## GOAL
Make an exact copy of the listing below.

## Collected data entries
__________________________________________________

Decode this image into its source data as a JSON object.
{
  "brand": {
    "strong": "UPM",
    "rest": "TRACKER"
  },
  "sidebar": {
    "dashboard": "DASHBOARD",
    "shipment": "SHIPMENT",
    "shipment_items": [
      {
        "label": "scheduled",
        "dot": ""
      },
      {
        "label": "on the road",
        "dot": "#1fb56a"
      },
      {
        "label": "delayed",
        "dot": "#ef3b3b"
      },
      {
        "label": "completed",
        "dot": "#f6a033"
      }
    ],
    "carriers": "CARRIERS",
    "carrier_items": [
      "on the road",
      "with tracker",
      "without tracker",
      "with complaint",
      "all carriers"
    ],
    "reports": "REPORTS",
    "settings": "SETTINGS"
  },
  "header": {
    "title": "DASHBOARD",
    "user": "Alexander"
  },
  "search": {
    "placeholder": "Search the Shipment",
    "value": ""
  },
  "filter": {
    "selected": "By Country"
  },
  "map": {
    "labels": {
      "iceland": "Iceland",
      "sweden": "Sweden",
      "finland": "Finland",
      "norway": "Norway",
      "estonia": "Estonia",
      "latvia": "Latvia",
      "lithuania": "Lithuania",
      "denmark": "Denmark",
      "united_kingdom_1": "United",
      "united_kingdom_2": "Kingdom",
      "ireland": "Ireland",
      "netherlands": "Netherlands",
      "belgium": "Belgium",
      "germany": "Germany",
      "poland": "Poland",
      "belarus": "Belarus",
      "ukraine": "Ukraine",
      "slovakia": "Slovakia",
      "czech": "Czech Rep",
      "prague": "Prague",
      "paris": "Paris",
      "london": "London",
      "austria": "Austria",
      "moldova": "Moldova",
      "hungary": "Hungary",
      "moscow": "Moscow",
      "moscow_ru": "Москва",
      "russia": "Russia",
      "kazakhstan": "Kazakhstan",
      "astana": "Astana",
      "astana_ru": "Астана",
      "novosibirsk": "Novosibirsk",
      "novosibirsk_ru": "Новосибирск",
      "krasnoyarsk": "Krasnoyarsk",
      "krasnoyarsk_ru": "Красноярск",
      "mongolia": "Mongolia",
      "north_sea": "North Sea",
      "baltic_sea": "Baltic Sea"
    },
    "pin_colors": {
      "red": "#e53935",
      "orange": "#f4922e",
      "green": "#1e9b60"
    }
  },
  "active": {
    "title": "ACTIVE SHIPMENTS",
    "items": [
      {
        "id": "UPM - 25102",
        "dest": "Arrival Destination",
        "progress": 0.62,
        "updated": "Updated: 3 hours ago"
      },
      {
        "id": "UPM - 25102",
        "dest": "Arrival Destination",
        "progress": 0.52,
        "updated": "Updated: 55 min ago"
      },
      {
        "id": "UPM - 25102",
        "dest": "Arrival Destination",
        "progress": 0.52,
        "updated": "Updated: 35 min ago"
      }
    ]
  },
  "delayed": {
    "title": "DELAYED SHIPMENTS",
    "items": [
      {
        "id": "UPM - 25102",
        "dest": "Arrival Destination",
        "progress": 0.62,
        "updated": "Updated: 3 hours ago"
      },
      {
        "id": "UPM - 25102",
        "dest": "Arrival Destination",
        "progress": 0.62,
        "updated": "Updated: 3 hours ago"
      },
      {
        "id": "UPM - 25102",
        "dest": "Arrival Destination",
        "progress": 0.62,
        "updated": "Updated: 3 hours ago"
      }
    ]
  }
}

__________________________________________________

## RESULT FOR THIS TASK
Decode this image into its source data as a JSON object.
{
  "brand": {
    "strong": "UPM",
    "rest": "TRACKER"
  },
  "sidebar": {
    "dashboard": "DASHBOARD",
    "shipment": "SHIPMENT",
    "shipment_items": [
      {
        "label": "scheduled",
        "dot": ""
      },
      {
        "label": "on the road",
        "dot": "#1fb56a"
      },
      {
        "label": "delayed",
        "dot": "#ef3b3b"
      },
      {
        "label": "completed",
        "dot": "#f6a033"
      }
    ],
    "carriers": "CARRIERS",
    "carrier_items": [
      "on the road",
      "with tracker",
      "without tracker",
      "with complaint",
      "all carriers"
    ],
    "reports": "REPORTS",
    "settings": "SETTINGS"
  },
  "header": {
    "title": "DASHBOARD",
    "user": "Alexander"
  },
  "search": {
    "placeholder": "Search the Shipment",
    "value": ""
  },
  "filter": {
    "selected": "By Country"
  },
  "map": {
    "labels": {
      "iceland": "Iceland",
      "sweden": "Sweden",
      "finland": "Finland",
      "norway": "Norway",
      "estonia": "Estonia",
      "latvia": "Latvia",
      "lithuania": "Lithuania",
      "denmark": "Denmark",
      "united_kingdom_1": "United",
      "united_kingdom_2": "Kingdom",
      "ireland": "Ireland",
      "netherlands": "Netherlands",
      "belgium": "Belgium",
      "germany": "Germany",
      "poland": "Poland",
      "belarus": "Belarus",
      "ukraine": "Ukraine",
      "slovakia": "Slovakia",
      "czech": "Czech Rep",
      "prague": "Prague",
      "paris": "Paris",
      "london": "London",
      "austria": "Austria",
      "moldova": "Moldova",
      "hungary": "Hungary",
      "moscow": "Moscow",
      "moscow_ru": "Москва",
      "russia": "Russia",
      "kazakhstan": "Kazakhstan",
      "astana": "Astana",
      "astana_ru": "Астана",
      "novosibirsk": "Novosibirsk",
      "novosibirsk_ru": "Новосибирск",
      "krasnoyarsk": "Krasnoyarsk",
      "krasnoyarsk_ru": "Красноярск",
      "mongolia": "Mongolia",
      "north_sea": "North Sea",
      "baltic_sea": "Baltic Sea"
    },
    "pin_colors": {
      "red": "#e53935",
      "orange": "#f4922e",
      "green": "#1e9b60"
    }
  },
  "active": {
    "title": "ACTIVE SHIPMENTS",
    "items": [
      {
        "id": "UPM - 25102",
        "dest": "Arrival Destination",
        "progress": 0.62,
        "updated": "Updated: 3 hours ago"
      },
      {
        "id": "UPM - 25102",
        "dest": "Arrival Destination",
        "progress": 0.52,
        "updated": "Updated: 55 min ago"
      },
      {
        "id": "UPM - 25102",
        "dest": "Arrival Destination",
        "progress": 0.52,
        "updated": "Updated: 35 min ago"
      }
    ]
  },
  "delayed": {
    "title": "DELAYED SHIPMENTS",
    "items": [
      {
        "id": "UPM - 25102",
        "dest": "Arrival Destination",
        "progress": 0.62,
        "updated": "Updated: 3 hours ago"
      },
      {
        "id": "UPM - 25102",
        "dest": "Arrival Destination",
        "progress": 0.62,
        "updated": "Updated: 3 hours ago"
      },
      {
        "id": "UPM - 25102",
        "dest": "Arrival Destination",
        "progress": 0.62,
        "updated": "Updated: 3 hours ago"
      }
    ]
  }
}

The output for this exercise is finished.